(Source records)
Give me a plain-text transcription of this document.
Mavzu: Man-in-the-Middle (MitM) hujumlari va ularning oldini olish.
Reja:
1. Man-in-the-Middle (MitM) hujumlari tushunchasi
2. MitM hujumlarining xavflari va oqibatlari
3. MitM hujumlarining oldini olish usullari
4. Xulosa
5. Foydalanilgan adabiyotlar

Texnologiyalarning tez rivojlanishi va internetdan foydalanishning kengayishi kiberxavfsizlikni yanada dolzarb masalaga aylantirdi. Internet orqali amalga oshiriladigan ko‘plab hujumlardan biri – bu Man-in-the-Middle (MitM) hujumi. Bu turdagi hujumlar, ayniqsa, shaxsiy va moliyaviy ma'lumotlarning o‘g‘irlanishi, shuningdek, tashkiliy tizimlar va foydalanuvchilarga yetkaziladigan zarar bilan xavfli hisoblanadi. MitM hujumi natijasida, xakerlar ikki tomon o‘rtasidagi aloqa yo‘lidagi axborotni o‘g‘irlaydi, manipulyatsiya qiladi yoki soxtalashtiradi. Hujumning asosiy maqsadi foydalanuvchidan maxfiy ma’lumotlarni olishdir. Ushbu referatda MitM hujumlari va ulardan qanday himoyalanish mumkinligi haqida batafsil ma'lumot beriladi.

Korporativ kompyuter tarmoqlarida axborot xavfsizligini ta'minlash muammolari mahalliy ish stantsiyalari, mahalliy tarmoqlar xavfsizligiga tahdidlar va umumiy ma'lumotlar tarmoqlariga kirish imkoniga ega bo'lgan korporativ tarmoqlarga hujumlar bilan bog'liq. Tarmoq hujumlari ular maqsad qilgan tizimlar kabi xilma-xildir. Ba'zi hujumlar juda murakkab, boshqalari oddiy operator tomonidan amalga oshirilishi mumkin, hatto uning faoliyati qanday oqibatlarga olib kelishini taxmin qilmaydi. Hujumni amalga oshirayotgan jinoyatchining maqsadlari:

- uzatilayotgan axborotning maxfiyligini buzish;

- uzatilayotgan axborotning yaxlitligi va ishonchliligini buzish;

SET PROBLEM:
Write out every line exactly as it stands.

REPLY TO THE TASK:
Give me a plain-text transcription of this document.
Mavzu: Man-in-the-Middle (MitM) hujumlari va ularning oldini olish.
Reja:
1. Man-in-the-Middle (MitM) hujumlari tushunchasi
2. MitM hujumlarining xavflari va oqibatlari
3. MitM hujumlarining oldini olish usullari
4. Xulosa
5. Foydalanilgan adabiyotlar

Texnologiyalarning tez rivojlanishi va internetdan foydalanishning kengayishi kiberxavfsizlikni yanada dolzarb masalaga aylantirdi. Internet orqali amalga oshiriladigan ko‘plab hujumlardan biri – bu Man-in-the-Middle (MitM) hujumi. Bu turdagi hujumlar, ayniqsa, shaxsiy va moliyaviy ma'lumotlarning o‘g‘irlanishi, shuningdek, tashkiliy tizimlar va foydalanuvchilarga yetkaziladigan zarar bilan xavfli hisoblanadi. MitM hujumi natijasida, xakerlar ikki tomon o‘rtasidagi aloqa yo‘lidagi axborotni o‘g‘irlaydi, manipulyatsiya qiladi yoki soxtalashtiradi. Hujumning asosiy maqsadi foydalanuvchidan maxfiy ma’lumotlarni olishdir. Ushbu referatda MitM hujumlari va ulardan qanday himoyalanish mumkinligi haqida batafsil ma'lumot beriladi.

Korporativ kompyuter tarmoqlarida axborot xavfsizligini ta'minlash muammolari mahalliy ish stantsiyalari, mahalliy tarmoqlar xavfsizligiga tahdidlar va umumiy ma'lumotlar tarmoqlariga kirish imkoniga ega bo'lgan korporativ tarmoqlarga hujumlar bilan bog'liq. Tarmoq hujumlari ular maqsad qilgan tizimlar kabi xilma-xildir. Ba'zi hujumlar juda murakkab, boshqalari oddiy operator tomonidan amalga oshirilishi mumkin, hatto uning faoliyati qanday oqibatlarga olib kelishini taxmin qilmaydi. Hujumni amalga oshirayotgan jinoyatchining maqsadlari:

- uzatilayotgan axborotning maxfiyligini buzish;

- uzatilayotgan axborotning yaxlitligi va ishonchliligini buzish;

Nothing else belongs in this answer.